[Records of where elements appear]
****************************************
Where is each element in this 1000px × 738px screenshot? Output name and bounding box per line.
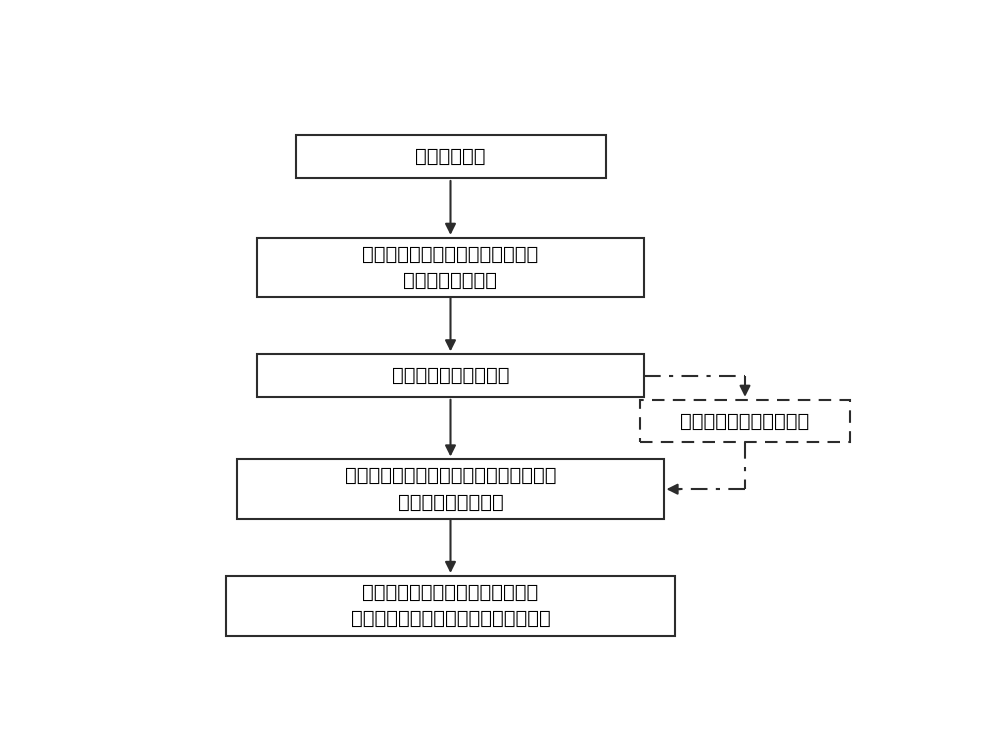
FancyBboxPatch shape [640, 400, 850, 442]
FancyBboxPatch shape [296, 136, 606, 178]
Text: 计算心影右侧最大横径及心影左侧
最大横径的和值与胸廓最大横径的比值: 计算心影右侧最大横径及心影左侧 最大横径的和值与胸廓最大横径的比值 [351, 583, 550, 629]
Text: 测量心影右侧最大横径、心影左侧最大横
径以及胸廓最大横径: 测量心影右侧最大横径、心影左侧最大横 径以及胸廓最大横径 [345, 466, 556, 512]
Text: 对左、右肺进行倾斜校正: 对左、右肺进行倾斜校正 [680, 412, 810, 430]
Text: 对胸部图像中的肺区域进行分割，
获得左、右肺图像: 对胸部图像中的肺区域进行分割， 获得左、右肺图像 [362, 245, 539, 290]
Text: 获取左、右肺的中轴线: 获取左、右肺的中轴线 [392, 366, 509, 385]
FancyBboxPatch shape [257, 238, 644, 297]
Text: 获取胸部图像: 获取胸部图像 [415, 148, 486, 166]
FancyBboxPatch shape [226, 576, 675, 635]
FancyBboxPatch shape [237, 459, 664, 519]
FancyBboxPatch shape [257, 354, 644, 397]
****************************************
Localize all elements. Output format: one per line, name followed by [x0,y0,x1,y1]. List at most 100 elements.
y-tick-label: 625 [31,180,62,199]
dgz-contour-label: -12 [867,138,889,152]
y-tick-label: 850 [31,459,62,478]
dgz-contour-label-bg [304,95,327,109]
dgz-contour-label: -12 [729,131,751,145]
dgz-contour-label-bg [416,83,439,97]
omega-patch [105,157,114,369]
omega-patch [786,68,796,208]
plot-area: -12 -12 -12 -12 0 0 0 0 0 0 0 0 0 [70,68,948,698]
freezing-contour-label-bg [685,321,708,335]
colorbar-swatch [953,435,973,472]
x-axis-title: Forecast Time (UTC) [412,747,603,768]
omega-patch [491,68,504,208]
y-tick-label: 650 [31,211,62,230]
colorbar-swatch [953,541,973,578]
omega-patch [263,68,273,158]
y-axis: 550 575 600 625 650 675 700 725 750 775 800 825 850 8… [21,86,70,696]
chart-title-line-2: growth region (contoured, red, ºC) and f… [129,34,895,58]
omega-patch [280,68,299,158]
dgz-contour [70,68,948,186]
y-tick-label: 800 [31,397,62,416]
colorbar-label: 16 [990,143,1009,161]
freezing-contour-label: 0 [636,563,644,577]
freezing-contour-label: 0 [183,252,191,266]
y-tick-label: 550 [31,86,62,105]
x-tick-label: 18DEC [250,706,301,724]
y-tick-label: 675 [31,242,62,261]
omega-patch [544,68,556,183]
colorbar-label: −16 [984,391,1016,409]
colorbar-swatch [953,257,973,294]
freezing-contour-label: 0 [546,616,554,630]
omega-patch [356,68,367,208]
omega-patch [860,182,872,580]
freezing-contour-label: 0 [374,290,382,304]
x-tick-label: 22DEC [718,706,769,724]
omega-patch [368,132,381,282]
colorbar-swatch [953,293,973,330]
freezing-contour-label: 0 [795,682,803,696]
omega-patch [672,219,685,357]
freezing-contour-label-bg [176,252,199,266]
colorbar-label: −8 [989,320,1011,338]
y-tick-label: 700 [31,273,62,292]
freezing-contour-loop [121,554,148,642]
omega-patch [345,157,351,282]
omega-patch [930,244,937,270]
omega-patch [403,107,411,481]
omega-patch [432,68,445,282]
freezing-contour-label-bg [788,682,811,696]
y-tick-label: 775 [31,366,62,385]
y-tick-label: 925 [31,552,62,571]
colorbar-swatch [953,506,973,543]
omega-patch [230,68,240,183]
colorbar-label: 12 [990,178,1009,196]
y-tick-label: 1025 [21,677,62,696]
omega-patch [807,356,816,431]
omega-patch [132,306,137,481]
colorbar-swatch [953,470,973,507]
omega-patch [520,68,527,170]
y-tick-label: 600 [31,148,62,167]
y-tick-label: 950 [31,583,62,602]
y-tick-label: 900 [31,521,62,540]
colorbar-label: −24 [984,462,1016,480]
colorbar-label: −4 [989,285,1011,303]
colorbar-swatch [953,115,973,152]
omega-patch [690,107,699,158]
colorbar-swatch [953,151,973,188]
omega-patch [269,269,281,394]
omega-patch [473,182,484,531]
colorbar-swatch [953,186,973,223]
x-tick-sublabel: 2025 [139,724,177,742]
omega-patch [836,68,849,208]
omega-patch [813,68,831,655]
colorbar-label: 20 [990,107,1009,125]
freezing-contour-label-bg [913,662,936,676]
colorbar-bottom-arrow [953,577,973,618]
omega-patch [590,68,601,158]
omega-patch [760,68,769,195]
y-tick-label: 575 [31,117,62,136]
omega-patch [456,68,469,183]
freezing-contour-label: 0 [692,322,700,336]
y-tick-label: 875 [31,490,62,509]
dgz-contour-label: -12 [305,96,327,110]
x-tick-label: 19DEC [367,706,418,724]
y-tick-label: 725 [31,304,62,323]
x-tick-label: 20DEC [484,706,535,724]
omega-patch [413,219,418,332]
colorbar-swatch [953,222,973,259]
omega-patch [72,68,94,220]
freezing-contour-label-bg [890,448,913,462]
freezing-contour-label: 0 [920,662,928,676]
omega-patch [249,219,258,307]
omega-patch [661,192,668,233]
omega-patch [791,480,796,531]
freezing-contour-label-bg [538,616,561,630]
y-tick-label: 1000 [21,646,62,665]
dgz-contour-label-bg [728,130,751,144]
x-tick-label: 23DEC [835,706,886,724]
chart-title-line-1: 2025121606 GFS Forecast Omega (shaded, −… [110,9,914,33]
****************************************
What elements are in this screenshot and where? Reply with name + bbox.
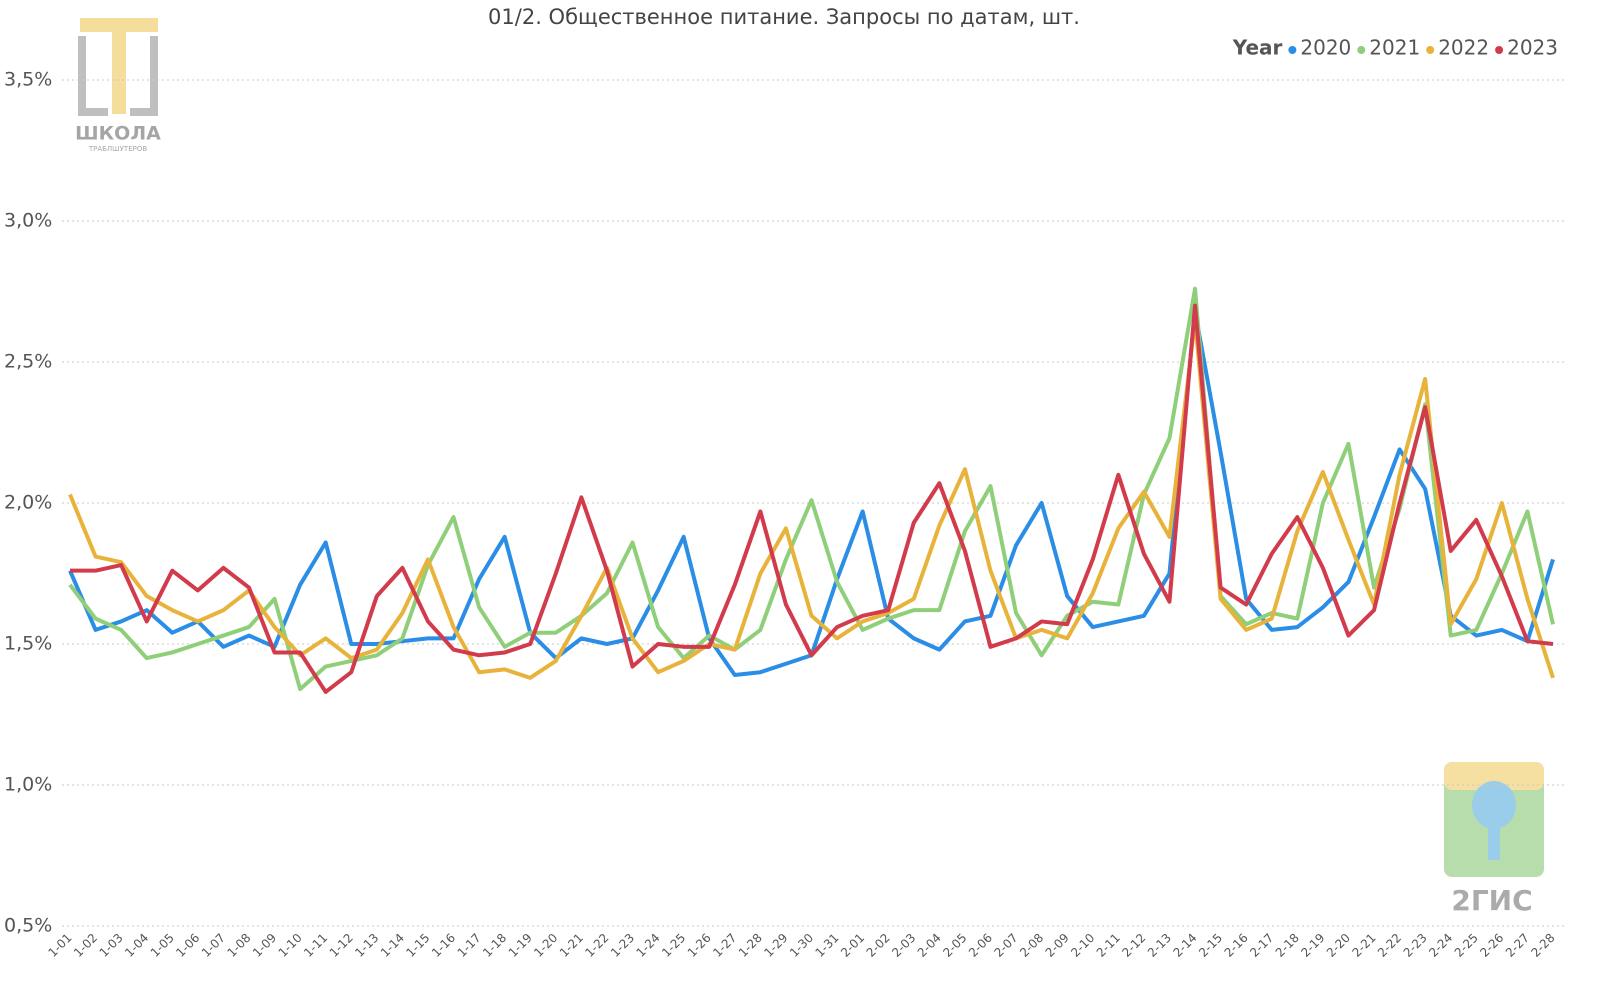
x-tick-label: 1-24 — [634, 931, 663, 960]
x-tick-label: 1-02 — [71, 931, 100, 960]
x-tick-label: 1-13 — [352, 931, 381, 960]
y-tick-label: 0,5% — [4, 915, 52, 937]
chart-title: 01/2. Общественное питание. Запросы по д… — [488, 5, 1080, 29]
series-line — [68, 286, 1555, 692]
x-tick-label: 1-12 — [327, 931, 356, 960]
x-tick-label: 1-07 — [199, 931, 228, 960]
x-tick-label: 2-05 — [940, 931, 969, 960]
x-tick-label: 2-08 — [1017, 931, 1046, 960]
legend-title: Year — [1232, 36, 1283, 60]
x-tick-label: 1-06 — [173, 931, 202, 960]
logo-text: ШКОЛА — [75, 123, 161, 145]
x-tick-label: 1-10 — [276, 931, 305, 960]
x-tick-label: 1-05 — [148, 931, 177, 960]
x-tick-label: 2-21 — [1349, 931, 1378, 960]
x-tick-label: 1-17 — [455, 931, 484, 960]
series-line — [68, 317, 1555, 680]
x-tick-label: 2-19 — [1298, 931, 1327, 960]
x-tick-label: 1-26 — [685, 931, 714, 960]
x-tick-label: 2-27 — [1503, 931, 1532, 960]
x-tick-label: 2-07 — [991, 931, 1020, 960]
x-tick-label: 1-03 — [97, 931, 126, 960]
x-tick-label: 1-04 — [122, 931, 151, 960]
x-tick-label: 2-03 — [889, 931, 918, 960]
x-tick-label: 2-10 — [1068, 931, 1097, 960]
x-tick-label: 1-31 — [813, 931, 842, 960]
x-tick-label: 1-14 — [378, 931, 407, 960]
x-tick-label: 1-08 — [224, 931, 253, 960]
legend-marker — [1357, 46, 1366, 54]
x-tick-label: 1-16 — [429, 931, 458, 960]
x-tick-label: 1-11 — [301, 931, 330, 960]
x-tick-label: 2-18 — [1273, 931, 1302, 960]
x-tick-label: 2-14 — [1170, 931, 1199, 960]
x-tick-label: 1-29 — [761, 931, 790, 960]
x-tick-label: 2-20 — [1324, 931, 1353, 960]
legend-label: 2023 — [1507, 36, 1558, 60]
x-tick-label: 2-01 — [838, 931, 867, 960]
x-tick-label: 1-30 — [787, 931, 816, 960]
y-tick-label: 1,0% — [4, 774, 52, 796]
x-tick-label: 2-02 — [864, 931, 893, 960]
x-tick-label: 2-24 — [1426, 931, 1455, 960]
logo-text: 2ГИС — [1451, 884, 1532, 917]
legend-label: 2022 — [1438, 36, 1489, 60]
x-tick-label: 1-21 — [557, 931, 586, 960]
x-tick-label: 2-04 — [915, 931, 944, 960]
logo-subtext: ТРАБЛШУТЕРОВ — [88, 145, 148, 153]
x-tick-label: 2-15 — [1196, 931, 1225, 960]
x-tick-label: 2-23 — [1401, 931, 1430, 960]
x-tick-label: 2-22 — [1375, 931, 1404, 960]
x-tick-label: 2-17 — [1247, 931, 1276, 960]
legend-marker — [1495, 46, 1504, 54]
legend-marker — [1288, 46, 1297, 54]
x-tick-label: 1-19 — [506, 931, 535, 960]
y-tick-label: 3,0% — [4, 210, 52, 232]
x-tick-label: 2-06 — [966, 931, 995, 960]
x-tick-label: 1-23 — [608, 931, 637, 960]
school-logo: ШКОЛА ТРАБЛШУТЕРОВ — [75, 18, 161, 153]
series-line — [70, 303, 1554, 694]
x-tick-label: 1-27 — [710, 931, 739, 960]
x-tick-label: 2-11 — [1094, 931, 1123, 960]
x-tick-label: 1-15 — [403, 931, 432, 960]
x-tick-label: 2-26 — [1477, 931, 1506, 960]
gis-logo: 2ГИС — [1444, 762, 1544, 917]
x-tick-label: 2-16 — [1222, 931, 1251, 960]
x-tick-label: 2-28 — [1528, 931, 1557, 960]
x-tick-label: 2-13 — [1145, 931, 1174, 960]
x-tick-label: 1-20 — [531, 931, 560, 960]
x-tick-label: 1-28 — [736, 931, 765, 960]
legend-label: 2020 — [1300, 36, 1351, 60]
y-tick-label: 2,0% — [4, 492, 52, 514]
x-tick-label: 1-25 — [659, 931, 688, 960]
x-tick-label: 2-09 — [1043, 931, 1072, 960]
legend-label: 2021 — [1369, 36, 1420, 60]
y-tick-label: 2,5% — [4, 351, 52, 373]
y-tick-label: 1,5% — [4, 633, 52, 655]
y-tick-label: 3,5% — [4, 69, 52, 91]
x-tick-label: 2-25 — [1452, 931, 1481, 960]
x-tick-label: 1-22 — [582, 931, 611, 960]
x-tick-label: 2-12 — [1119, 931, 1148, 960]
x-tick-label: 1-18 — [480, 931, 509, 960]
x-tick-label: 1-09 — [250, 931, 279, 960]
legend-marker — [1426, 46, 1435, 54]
****************************************
| Your objective |
Rewrite the part of the listing that opens with the line containing "FancyBboxPatch shape [640, 400, 850, 442]" and closes with the line containing "FancyBboxPatch shape [257, 238, 644, 297]", switching each "FancyBboxPatch" to "RoundedRectangle" and leaving everything else unchanged.

| Worked answer |
RoundedRectangle shape [640, 400, 850, 442]
RoundedRectangle shape [296, 136, 606, 178]
Text: 计算心影右侧最大横径及心影左侧
最大横径的和值与胸廓最大横径的比值: 计算心影右侧最大横径及心影左侧 最大横径的和值与胸廓最大横径的比值 [351, 583, 550, 629]
Text: 测量心影右侧最大横径、心影左侧最大横
径以及胸廓最大横径: 测量心影右侧最大横径、心影左侧最大横 径以及胸廓最大横径 [345, 466, 556, 512]
Text: 对左、右肺进行倾斜校正: 对左、右肺进行倾斜校正 [680, 412, 810, 430]
Text: 对胸部图像中的肺区域进行分割，
获得左、右肺图像: 对胸部图像中的肺区域进行分割， 获得左、右肺图像 [362, 245, 539, 290]
Text: 获取左、右肺的中轴线: 获取左、右肺的中轴线 [392, 366, 509, 385]
RoundedRectangle shape [257, 238, 644, 297]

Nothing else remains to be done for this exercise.